■ **Figure collection entries**:
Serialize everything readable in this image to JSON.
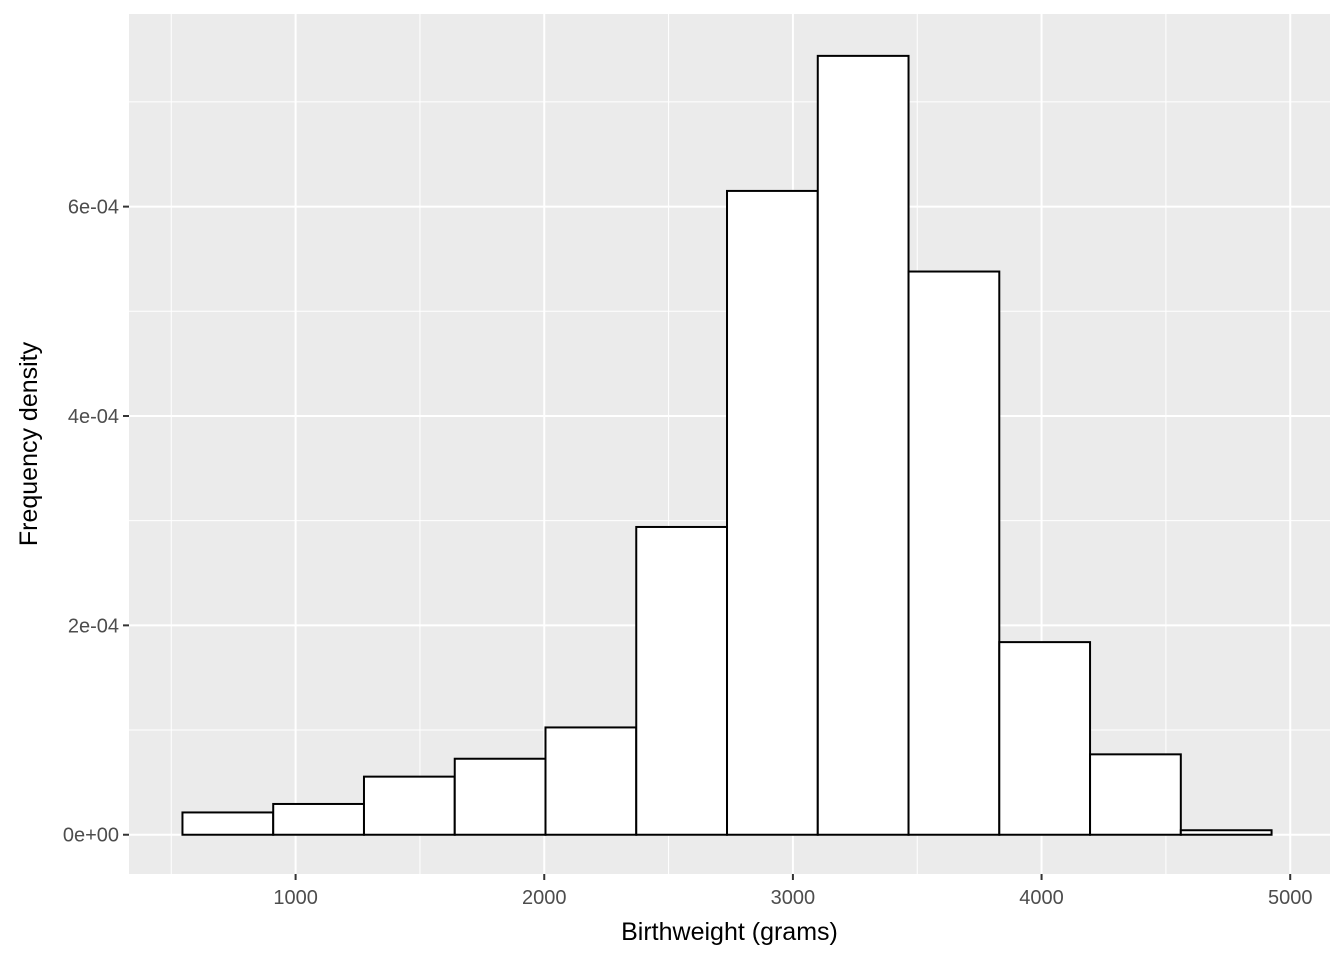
{
  "chart_data": {
    "type": "histogram",
    "title": "",
    "xlabel": "Birthweight (grams)",
    "ylabel": "Frequency density",
    "xlim": [
      330,
      5160
    ],
    "ylim": [
      -3.75e-05,
      0.000784
    ],
    "x_ticks": [
      {
        "value": 1000,
        "label": "1000"
      },
      {
        "value": 2000,
        "label": "2000"
      },
      {
        "value": 3000,
        "label": "3000"
      },
      {
        "value": 4000,
        "label": "4000"
      },
      {
        "value": 5000,
        "label": "5000"
      }
    ],
    "y_ticks": [
      {
        "value": 0,
        "label": "0e+00"
      },
      {
        "value": 0.0002,
        "label": "2e-04"
      },
      {
        "value": 0.0004,
        "label": "4e-04"
      },
      {
        "value": 0.0006,
        "label": "6e-04"
      }
    ],
    "grid": true,
    "bins": [
      {
        "x0": 545,
        "x1": 910,
        "density": 2.13e-05
      },
      {
        "x0": 910,
        "x1": 1275,
        "density": 2.94e-05
      },
      {
        "x0": 1275,
        "x1": 1640,
        "density": 5.55e-05
      },
      {
        "x0": 1640,
        "x1": 2005,
        "density": 7.26e-05
      },
      {
        "x0": 2005,
        "x1": 2370,
        "density": 0.0001025
      },
      {
        "x0": 2370,
        "x1": 2735,
        "density": 0.000294
      },
      {
        "x0": 2735,
        "x1": 3100,
        "density": 0.000615
      },
      {
        "x0": 3100,
        "x1": 3465,
        "density": 0.000744
      },
      {
        "x0": 3465,
        "x1": 3830,
        "density": 0.000538
      },
      {
        "x0": 3830,
        "x1": 4195,
        "density": 0.000184
      },
      {
        "x0": 4195,
        "x1": 4560,
        "density": 7.68e-05
      },
      {
        "x0": 4560,
        "x1": 4925,
        "density": 4.3e-06
      }
    ],
    "colors": {
      "panel_background": "#ebebeb",
      "grid": "#ffffff",
      "bar_fill": "#ffffff",
      "bar_outline": "#000000",
      "tick_label": "#4d4d4d",
      "tick_mark": "#333333"
    }
  }
}
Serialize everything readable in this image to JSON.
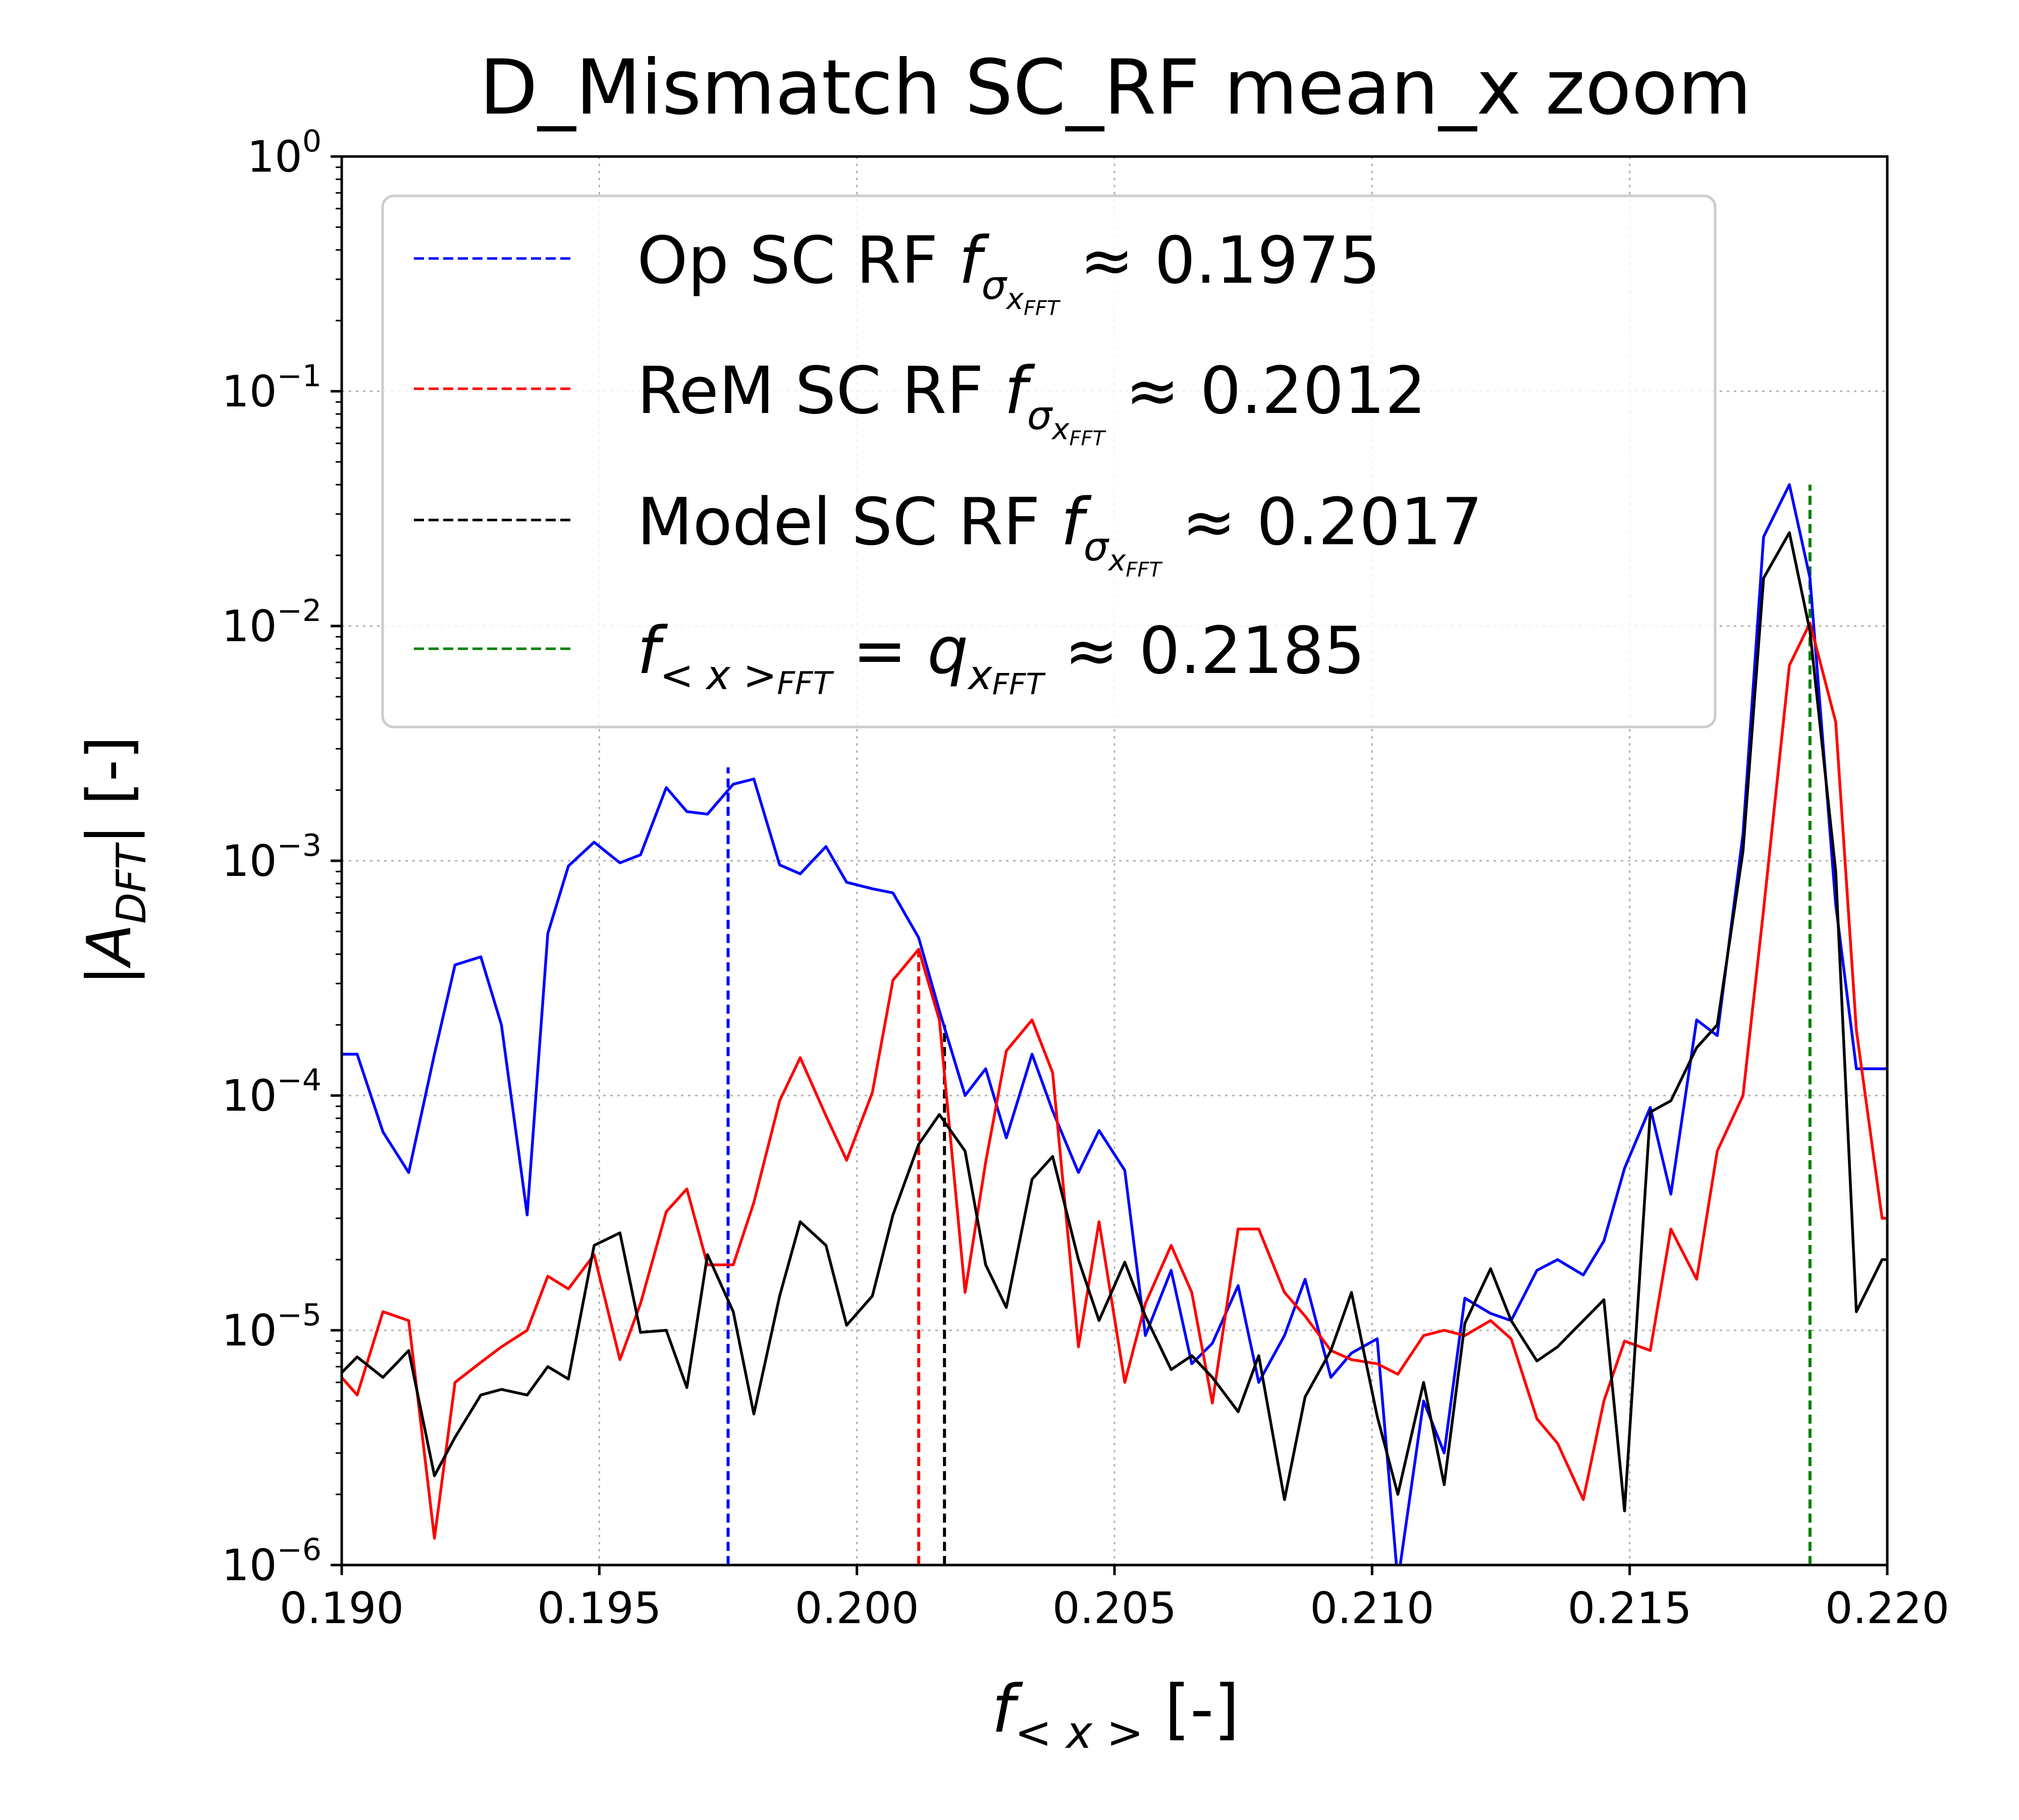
{
  "chart_data": {
    "type": "line",
    "title": "D_Mismatch SC_RF mean_x zoom",
    "xlabel": "f<x> [-]",
    "ylabel": "|ADFT| [-]",
    "xscale": "linear",
    "yscale": "log",
    "xlim": [
      0.19,
      0.22
    ],
    "ylim": [
      1e-06,
      1
    ],
    "grid": true,
    "legend_position": "top-left",
    "x_tick_labels": [
      "0.190",
      "0.195",
      "0.200",
      "0.205",
      "0.210",
      "0.215",
      "0.220"
    ],
    "y_tick_labels": [
      {
        "base": "10",
        "exp": "0"
      },
      {
        "base": "10",
        "exp": "−1"
      },
      {
        "base": "10",
        "exp": "−2"
      },
      {
        "base": "10",
        "exp": "−3"
      },
      {
        "base": "10",
        "exp": "−4"
      },
      {
        "base": "10",
        "exp": "−5"
      },
      {
        "base": "10",
        "exp": "−6"
      }
    ],
    "legend": [
      {
        "label": "Op SC RF fσxFFT ≈ 0.1975",
        "color": "#0000ff"
      },
      {
        "label": "ReM SC RF fσxFFT ≈ 0.2012",
        "color": "#ff0000"
      },
      {
        "label": "Model SC RF fσxFFT ≈ 0.2017",
        "color": "#000000"
      },
      {
        "label": "f<x>FFT = qxFFT ≈ 0.2185",
        "color": "#008000"
      }
    ],
    "vlines": [
      {
        "x": 0.1975,
        "top": 0.0025,
        "color": "#0000ff"
      },
      {
        "x": 0.2012,
        "top": 0.00042,
        "color": "#ff0000"
      },
      {
        "x": 0.2017,
        "top": 0.0002,
        "color": "#000000"
      },
      {
        "x": 0.2185,
        "top": 0.04,
        "color": "#008000"
      }
    ],
    "x": [
      0.19,
      0.1903,
      0.1908,
      0.1913,
      0.1918,
      0.1922,
      0.1927,
      0.1931,
      0.1936,
      0.194,
      0.1944,
      0.1949,
      0.1954,
      0.1958,
      0.1963,
      0.1967,
      0.1971,
      0.1976,
      0.198,
      0.1985,
      0.1989,
      0.1994,
      0.1998,
      0.2003,
      0.2007,
      0.2012,
      0.2016,
      0.2021,
      0.2025,
      0.2029,
      0.2034,
      0.2038,
      0.2043,
      0.2047,
      0.2052,
      0.2056,
      0.2061,
      0.2065,
      0.2069,
      0.2074,
      0.2078,
      0.2083,
      0.2087,
      0.2092,
      0.2096,
      0.2101,
      0.2105,
      0.211,
      0.2114,
      0.2118,
      0.2123,
      0.2127,
      0.2132,
      0.2136,
      0.2141,
      0.2145,
      0.2149,
      0.2154,
      0.2158,
      0.2163,
      0.2167,
      0.2172,
      0.2176,
      0.2181,
      0.2185,
      0.219,
      0.2194,
      0.2199,
      0.22
    ],
    "series": [
      {
        "name": "Op SC RF",
        "color": "#0000ff",
        "values": [
          0.00015,
          0.00015,
          7e-05,
          4.7e-05,
          0.00015,
          0.00036,
          0.00039,
          0.0002,
          3.1e-05,
          0.00049,
          0.00095,
          0.0012,
          0.00098,
          0.00106,
          0.00205,
          0.00162,
          0.00158,
          0.00212,
          0.00223,
          0.00096,
          0.00088,
          0.00115,
          0.00081,
          0.00076,
          0.00073,
          0.00047,
          0.00023,
          0.0001,
          0.00013,
          6.6e-05,
          0.00015,
          8.6e-05,
          4.7e-05,
          7.1e-05,
          4.8e-05,
          9.5e-06,
          1.8e-05,
          7.2e-06,
          8.8e-06,
          1.55e-05,
          6e-06,
          9.5e-06,
          1.65e-05,
          6.3e-06,
          8e-06,
          9.2e-06,
          8.5e-07,
          5e-06,
          3e-06,
          1.37e-05,
          1.18e-05,
          1.1e-05,
          1.8e-05,
          2e-05,
          1.72e-05,
          2.4e-05,
          4.9e-05,
          8.9e-05,
          3.8e-05,
          0.00021,
          0.00018,
          0.0013,
          0.024,
          0.04,
          0.016,
          0.00065,
          0.00013,
          0.00013,
          0.00013
        ]
      },
      {
        "name": "ReM SC RF",
        "color": "#ff0000",
        "values": [
          6.3e-06,
          5.3e-06,
          1.2e-05,
          1.1e-05,
          1.3e-06,
          6e-06,
          7.3e-06,
          8.5e-06,
          1e-05,
          1.7e-05,
          1.5e-05,
          2.1e-05,
          7.5e-06,
          1.3e-05,
          3.2e-05,
          4e-05,
          1.9e-05,
          1.9e-05,
          3.5e-05,
          9.5e-05,
          0.000145,
          8.2e-05,
          5.3e-05,
          0.000103,
          0.00031,
          0.00042,
          0.00021,
          1.45e-05,
          5.2e-05,
          0.000155,
          0.00021,
          0.000125,
          8.5e-06,
          2.9e-05,
          6e-06,
          1.3e-05,
          2.3e-05,
          1.45e-05,
          4.9e-06,
          2.7e-05,
          2.7e-05,
          1.45e-05,
          1.15e-05,
          8.2e-06,
          7.5e-06,
          7.2e-06,
          6.5e-06,
          9.5e-06,
          1e-05,
          9.5e-06,
          1.1e-05,
          9.2e-06,
          4.2e-06,
          3.3e-06,
          1.9e-06,
          5e-06,
          9e-06,
          8.2e-06,
          2.7e-05,
          1.65e-05,
          5.8e-05,
          0.0001,
          0.00062,
          0.0068,
          0.0103,
          0.0039,
          0.00019,
          3e-05,
          3e-05
        ]
      },
      {
        "name": "Model SC RF",
        "color": "#000000",
        "values": [
          6.6e-06,
          7.7e-06,
          6.3e-06,
          8.2e-06,
          2.4e-06,
          3.5e-06,
          5.3e-06,
          5.6e-06,
          5.3e-06,
          7e-06,
          6.2e-06,
          2.3e-05,
          2.6e-05,
          9.8e-06,
          1e-05,
          5.7e-06,
          2.1e-05,
          1.2e-05,
          4.4e-06,
          1.4e-05,
          2.9e-05,
          2.3e-05,
          1.05e-05,
          1.4e-05,
          3.1e-05,
          6.2e-05,
          8.3e-05,
          5.8e-05,
          1.9e-05,
          1.25e-05,
          4.4e-05,
          5.5e-05,
          2e-05,
          1.1e-05,
          1.95e-05,
          1.15e-05,
          6.8e-06,
          7.8e-06,
          6.3e-06,
          4.5e-06,
          7.8e-06,
          1.9e-06,
          5.2e-06,
          8.2e-06,
          1.45e-05,
          4.3e-06,
          2e-06,
          6e-06,
          2.2e-06,
          1.07e-05,
          1.83e-05,
          1.1e-05,
          7.4e-06,
          8.5e-06,
          1.1e-05,
          1.35e-05,
          1.7e-06,
          8.5e-05,
          9.5e-05,
          0.00016,
          0.0002,
          0.0011,
          0.016,
          0.025,
          0.0095,
          0.0009,
          1.2e-05,
          2e-05,
          2e-05
        ]
      }
    ]
  }
}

■ **Work instructions**:
Each line in the entries above that includes the string "name" should be extracted.

■ **Response**:
        "name": "Op SC RF",
        "name": "ReM SC RF",
        "name": "Model SC RF",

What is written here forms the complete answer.